Stated problem -
Output every line of the material exactly, omitting images.

►

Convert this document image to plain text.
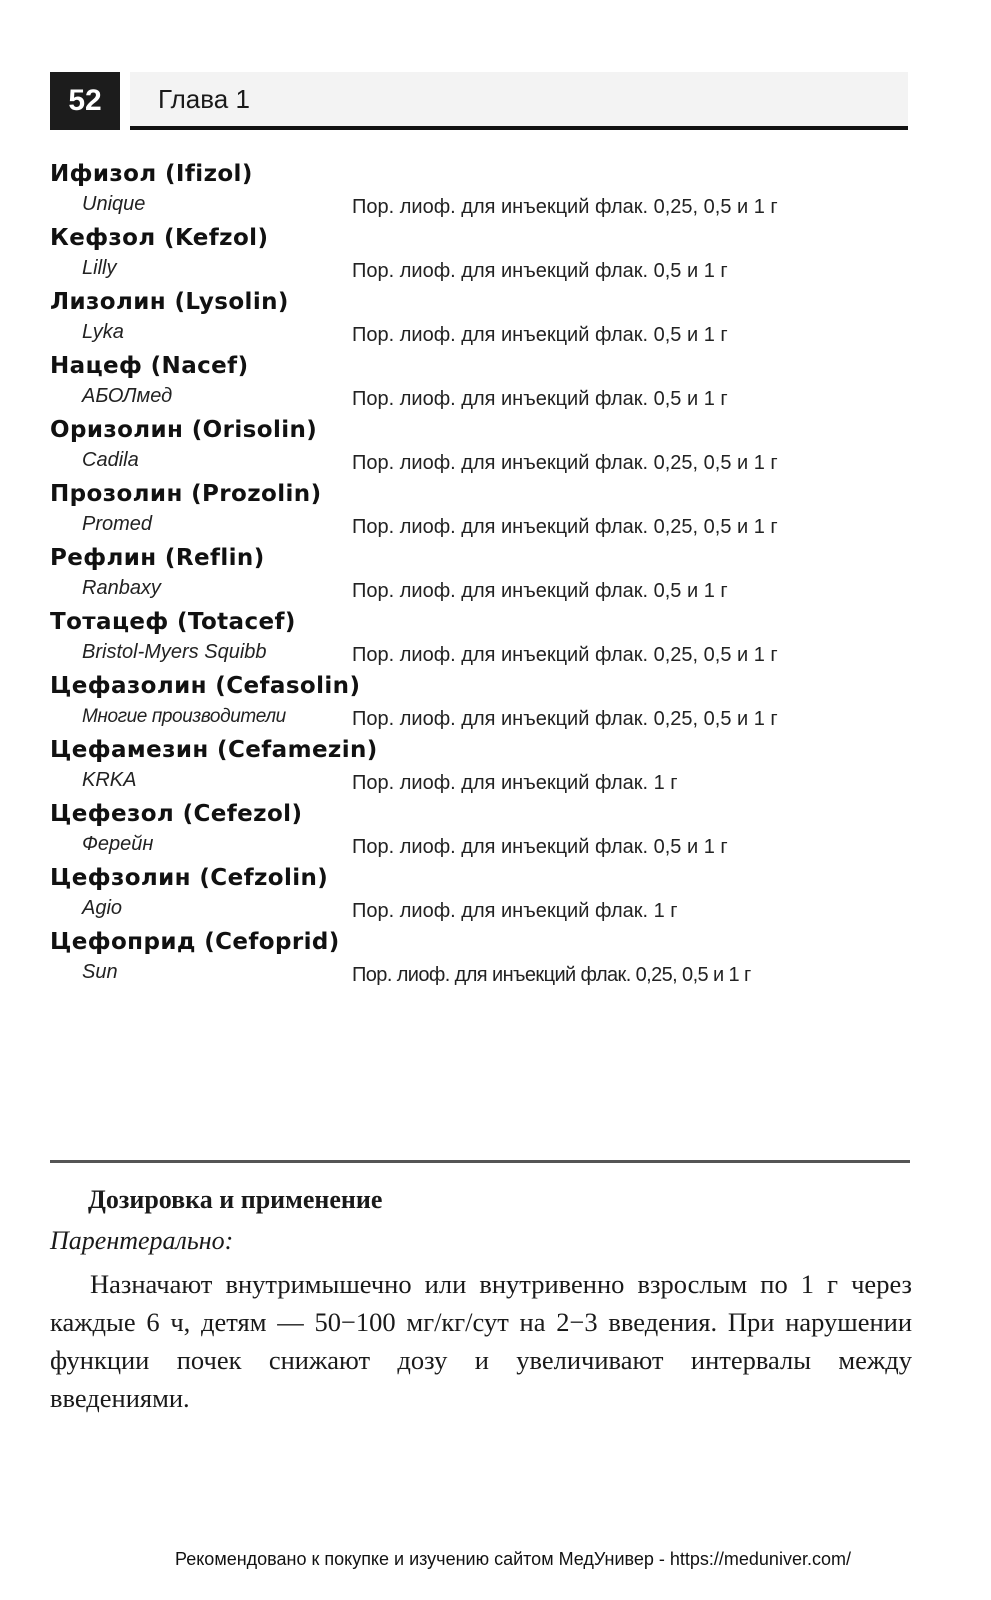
52	Глава 1
Ифизол (Ifizol)
Unique	Пор. лиоф. для инъекций флак. 0,25, 0,5 и 1 г
Кефзол (Kefzol)
Lilly	Пор. лиоф. для инъекций флак. 0,5 и 1 г
Лизолин (Lysolin)
Lyka	Пор. лиоф. для инъекций флак. 0,5 и 1 г
Нацеф (Nacef)
АБОЛмед	Пор. лиоф. для инъекций флак. 0,5 и 1 г
Оризолин (Orisolin)
Cadila	Пор. лиоф. для инъекций флак. 0,25, 0,5 и 1 г
Прозолин (Prozolin)
Promed	Пор. лиоф. для инъекций флак. 0,25, 0,5 и 1 г
Рефлин (Reflin)
Ranbaxy	Пор. лиоф. для инъекций флак. 0,5 и 1 г
Тотацеф (Totacef)
Bristol-Myers Squibb	Пор. лиоф. для инъекций флак. 0,25, 0,5 и 1 г
Цефазолин (Cefasolin)
Многие производители	Пор. лиоф. для инъекций флак. 0,25, 0,5 и 1 г
Цефамезин (Cefamezin)
KRKA	Пор. лиоф. для инъекций флак. 1 г
Цефезол (Cefezol)
Ферейн	Пор. лиоф. для инъекций флак. 0,5 и 1 г
Цефзолин (Cefzolin)
Agio	Пор. лиоф. для инъекций флак. 1 г
Цефоприд (Cefoprid)
Sun	Пор. лиоф. для инъекций флак. 0,25, 0,5 и 1 г
Дозировка и применение
Парентерально:
Назначают внутримышечно или внутривенно взрослым по 1 г через каждые 6 ч, детям — 50−100 мг/кг/сут на 2−3 введения. При нарушении функции почек снижают дозу и увеличивают интервалы между введениями.
Рекомендовано к покупке и изучению сайтом МедУнивер - https://meduniver.com/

◄

The output -
Convert this document image to plain text.
52	Глава 1
Ифизол (Ifizol)
Unique	Пор. лиоф. для инъекций флак. 0,25, 0,5 и 1 г
Кефзол (Kefzol)
Lilly	Пор. лиоф. для инъекций флак. 0,5 и 1 г
Лизолин (Lysolin)
Lyka	Пор. лиоф. для инъекций флак. 0,5 и 1 г
Нацеф (Nacef)
АБОЛмед	Пор. лиоф. для инъекций флак. 0,5 и 1 г
Оризолин (Orisolin)
Cadila	Пор. лиоф. для инъекций флак. 0,25, 0,5 и 1 г
Прозолин (Prozolin)
Promed	Пор. лиоф. для инъекций флак. 0,25, 0,5 и 1 г
Рефлин (Reflin)
Ranbaxy	Пор. лиоф. для инъекций флак. 0,5 и 1 г
Тотацеф (Totacef)
Bristol-Myers Squibb	Пор. лиоф. для инъекций флак. 0,25, 0,5 и 1 г
Цефазолин (Cefasolin)
Многие производители	Пор. лиоф. для инъекций флак. 0,25, 0,5 и 1 г
Цефамезин (Cefamezin)
KRKA	Пор. лиоф. для инъекций флак. 1 г
Цефезол (Cefezol)
Ферейн	Пор. лиоф. для инъекций флак. 0,5 и 1 г
Цефзолин (Cefzolin)
Agio	Пор. лиоф. для инъекций флак. 1 г
Цефоприд (Cefoprid)
Sun	Пор. лиоф. для инъекций флак. 0,25, 0,5 и 1 г
Дозировка и применение
Парентерально:
Назначают внутримышечно или внутривенно взрослым по 1 г через каждые 6 ч, детям — 50−100 мг/кг/сут на 2−3 введения. При нарушении функции почек снижают дозу и увеличивают интервалы между введениями.
Рекомендовано к покупке и изучению сайтом МедУнивер - https://meduniver.com/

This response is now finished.